### Work to complete:
Locate each line containing the string "correctness" and copy it out.

### Exercise materials:
= = = =

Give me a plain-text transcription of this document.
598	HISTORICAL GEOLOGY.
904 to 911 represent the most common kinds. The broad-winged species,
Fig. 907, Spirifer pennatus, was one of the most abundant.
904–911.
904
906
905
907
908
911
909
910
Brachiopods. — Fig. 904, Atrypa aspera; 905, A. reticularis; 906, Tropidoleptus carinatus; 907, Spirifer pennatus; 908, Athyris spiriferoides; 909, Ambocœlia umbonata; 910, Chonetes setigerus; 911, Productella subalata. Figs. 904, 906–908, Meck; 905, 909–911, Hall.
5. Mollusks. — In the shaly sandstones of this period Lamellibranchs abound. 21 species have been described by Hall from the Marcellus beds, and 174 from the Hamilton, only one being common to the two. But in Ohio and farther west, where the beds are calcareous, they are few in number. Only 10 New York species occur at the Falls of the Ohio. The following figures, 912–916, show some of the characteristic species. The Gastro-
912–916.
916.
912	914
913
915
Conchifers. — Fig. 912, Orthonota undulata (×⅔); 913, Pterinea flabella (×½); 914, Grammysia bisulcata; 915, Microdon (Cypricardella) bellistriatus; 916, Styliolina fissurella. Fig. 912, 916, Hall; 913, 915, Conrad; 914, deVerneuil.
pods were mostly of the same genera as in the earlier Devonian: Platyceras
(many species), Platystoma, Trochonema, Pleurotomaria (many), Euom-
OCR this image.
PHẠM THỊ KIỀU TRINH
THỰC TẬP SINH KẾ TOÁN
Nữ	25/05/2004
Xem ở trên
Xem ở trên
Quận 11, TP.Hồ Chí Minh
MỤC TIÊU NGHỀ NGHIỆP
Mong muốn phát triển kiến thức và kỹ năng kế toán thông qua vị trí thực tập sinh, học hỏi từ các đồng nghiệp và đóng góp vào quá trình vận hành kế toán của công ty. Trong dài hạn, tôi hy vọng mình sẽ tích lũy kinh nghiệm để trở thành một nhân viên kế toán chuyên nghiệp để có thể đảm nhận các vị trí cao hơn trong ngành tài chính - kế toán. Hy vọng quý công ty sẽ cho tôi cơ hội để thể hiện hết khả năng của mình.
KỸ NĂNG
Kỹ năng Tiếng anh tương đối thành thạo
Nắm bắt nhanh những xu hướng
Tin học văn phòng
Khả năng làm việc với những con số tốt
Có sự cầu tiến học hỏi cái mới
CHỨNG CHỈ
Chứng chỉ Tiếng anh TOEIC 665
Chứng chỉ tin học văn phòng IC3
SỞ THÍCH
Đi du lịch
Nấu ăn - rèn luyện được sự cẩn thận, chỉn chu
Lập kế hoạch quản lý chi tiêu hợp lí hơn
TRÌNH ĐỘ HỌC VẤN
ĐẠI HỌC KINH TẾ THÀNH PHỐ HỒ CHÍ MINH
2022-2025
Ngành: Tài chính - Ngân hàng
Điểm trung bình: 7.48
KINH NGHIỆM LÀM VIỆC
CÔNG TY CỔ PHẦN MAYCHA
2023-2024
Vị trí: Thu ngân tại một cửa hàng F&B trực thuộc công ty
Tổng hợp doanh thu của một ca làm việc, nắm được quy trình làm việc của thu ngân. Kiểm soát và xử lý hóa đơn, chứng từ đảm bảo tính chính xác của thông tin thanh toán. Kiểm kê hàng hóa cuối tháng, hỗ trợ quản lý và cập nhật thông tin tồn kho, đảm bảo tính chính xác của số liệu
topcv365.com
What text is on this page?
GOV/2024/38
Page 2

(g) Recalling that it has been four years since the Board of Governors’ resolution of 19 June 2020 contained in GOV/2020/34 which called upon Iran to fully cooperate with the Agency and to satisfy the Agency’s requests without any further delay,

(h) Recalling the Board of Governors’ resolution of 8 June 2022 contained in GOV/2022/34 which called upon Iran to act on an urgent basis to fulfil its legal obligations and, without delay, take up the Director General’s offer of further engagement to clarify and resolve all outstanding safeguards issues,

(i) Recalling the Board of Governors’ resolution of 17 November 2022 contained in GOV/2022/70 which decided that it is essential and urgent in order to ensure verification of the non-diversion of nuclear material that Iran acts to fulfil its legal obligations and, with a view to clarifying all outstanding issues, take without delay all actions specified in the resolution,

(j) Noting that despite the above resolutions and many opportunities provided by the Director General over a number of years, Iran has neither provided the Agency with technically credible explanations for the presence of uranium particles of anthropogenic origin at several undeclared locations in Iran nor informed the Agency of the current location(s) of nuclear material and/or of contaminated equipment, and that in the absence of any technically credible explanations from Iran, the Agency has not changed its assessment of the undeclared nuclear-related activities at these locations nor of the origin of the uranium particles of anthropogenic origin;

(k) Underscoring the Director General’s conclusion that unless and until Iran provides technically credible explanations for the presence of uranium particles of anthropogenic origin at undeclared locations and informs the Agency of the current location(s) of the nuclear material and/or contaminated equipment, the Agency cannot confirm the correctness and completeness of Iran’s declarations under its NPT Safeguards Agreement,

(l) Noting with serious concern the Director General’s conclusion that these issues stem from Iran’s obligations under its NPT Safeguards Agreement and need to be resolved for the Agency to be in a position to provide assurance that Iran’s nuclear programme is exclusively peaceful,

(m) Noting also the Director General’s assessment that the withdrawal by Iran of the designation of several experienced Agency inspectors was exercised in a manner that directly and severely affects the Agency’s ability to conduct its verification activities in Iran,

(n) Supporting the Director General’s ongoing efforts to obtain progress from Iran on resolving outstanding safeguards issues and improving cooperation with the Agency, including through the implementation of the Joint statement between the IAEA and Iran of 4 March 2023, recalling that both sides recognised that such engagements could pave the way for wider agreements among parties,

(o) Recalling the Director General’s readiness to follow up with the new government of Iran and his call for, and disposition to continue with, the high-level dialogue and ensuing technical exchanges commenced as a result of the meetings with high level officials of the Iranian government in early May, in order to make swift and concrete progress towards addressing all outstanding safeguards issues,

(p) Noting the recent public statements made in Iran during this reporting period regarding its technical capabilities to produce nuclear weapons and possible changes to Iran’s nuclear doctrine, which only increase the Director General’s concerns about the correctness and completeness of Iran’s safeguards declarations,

= = = =

### Solution:
(k) Underscoring the Director General’s conclusion that unless and until Iran provides technically credible explanations for the presence of uranium particles of anthropogenic origin at undeclared locations and informs the Agency of the current location(s) of the nuclear material and/or contaminated equipment, the Agency cannot confirm the correctness and completeness of Iran’s declarations under its NPT Safeguards Agreement,
(p) Noting the recent public statements made in Iran during this reporting period regarding its technical capabilities to produce nuclear weapons and possible changes to Iran’s nuclear doctrine, which only increase the Director General’s concerns about the correctness and completeness of Iran’s safeguards declarations,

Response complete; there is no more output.